→ **TASK OBJECTIVE**: Leave out the pictures and repeat the data exactly.

→ **DATA PROVIDED**:
※
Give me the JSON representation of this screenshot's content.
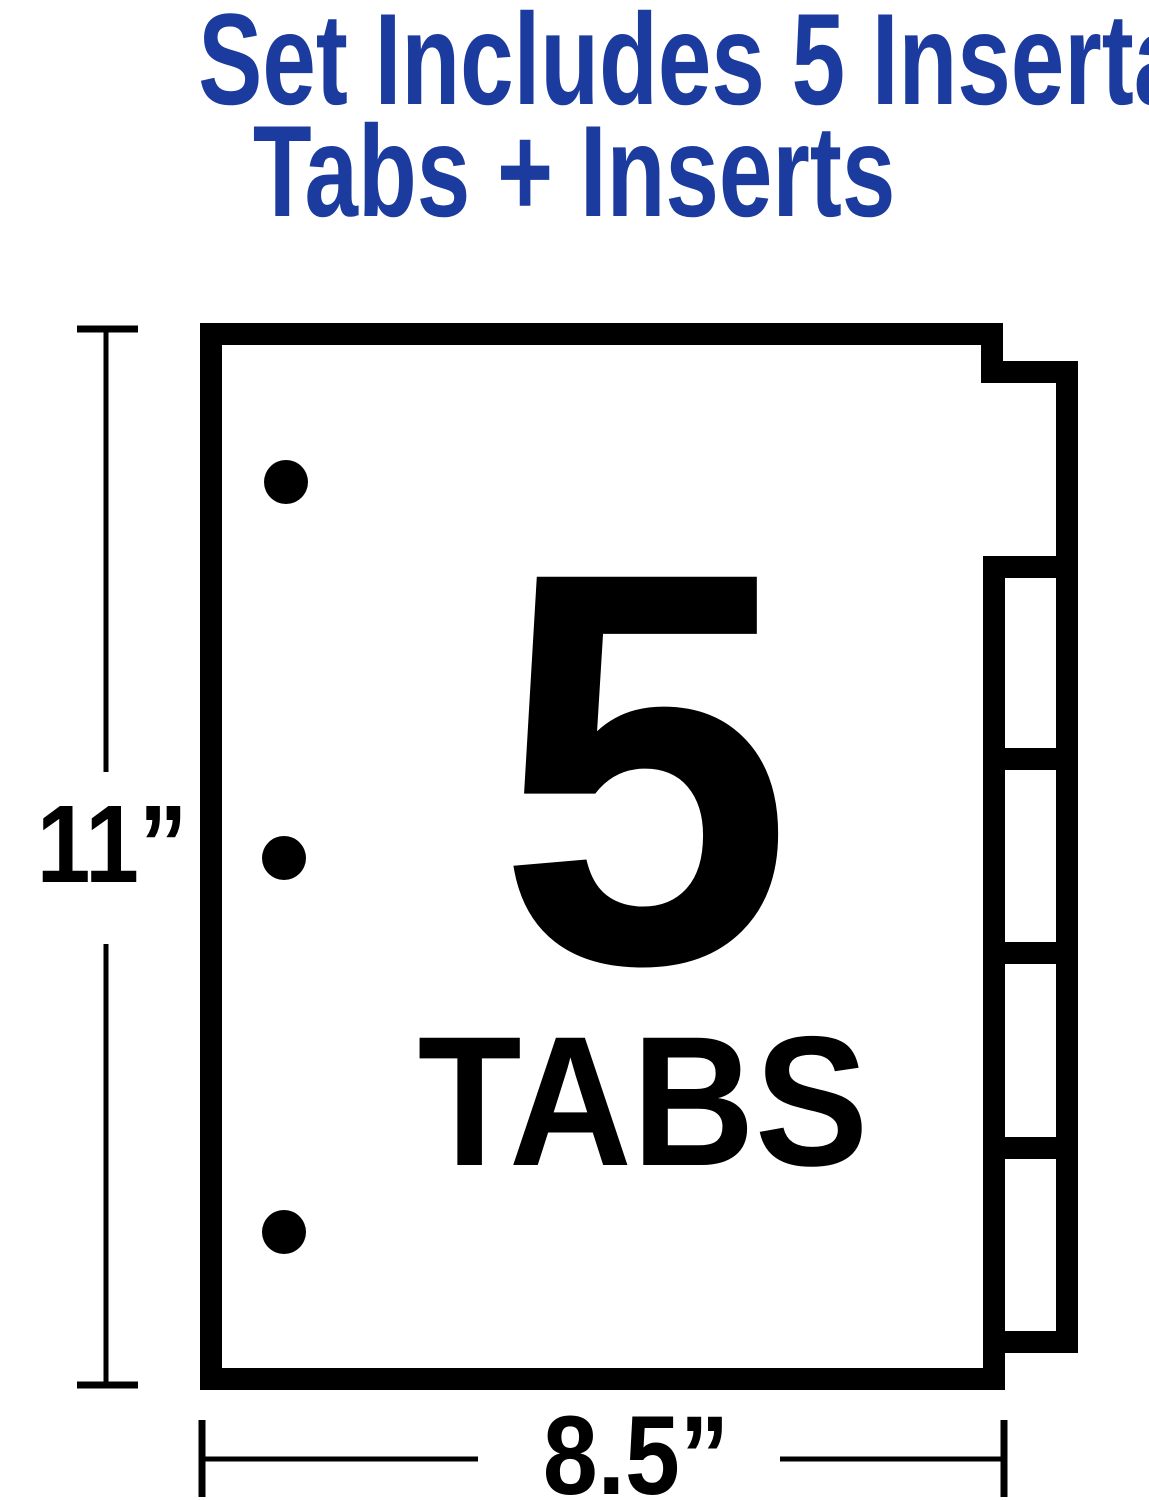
{
  "heading": {
    "line1": "Set Includes 5 Insertable",
    "line2": "Tabs + Inserts",
    "color": "#1c3b9e"
  },
  "diagram": {
    "tab_count_number": "5",
    "tab_count_label": "TABS",
    "tabs_total": 5,
    "height_label": "11”",
    "width_label": "8.5”",
    "outline_color": "#000000",
    "sheet_fill": "#ffffff",
    "hole_count": 3
  }
}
※
→ **ANSWER TO THIS EXERCISE**:
Give me the JSON representation of this screenshot's content.
{
  "heading": {
    "line1": "Set Includes 5 Insertable",
    "line2": "Tabs + Inserts",
    "color": "#1c3b9e"
  },
  "diagram": {
    "tab_count_number": "5",
    "tab_count_label": "TABS",
    "tabs_total": 5,
    "height_label": "11”",
    "width_label": "8.5”",
    "outline_color": "#000000",
    "sheet_fill": "#ffffff",
    "hole_count": 3
  }
}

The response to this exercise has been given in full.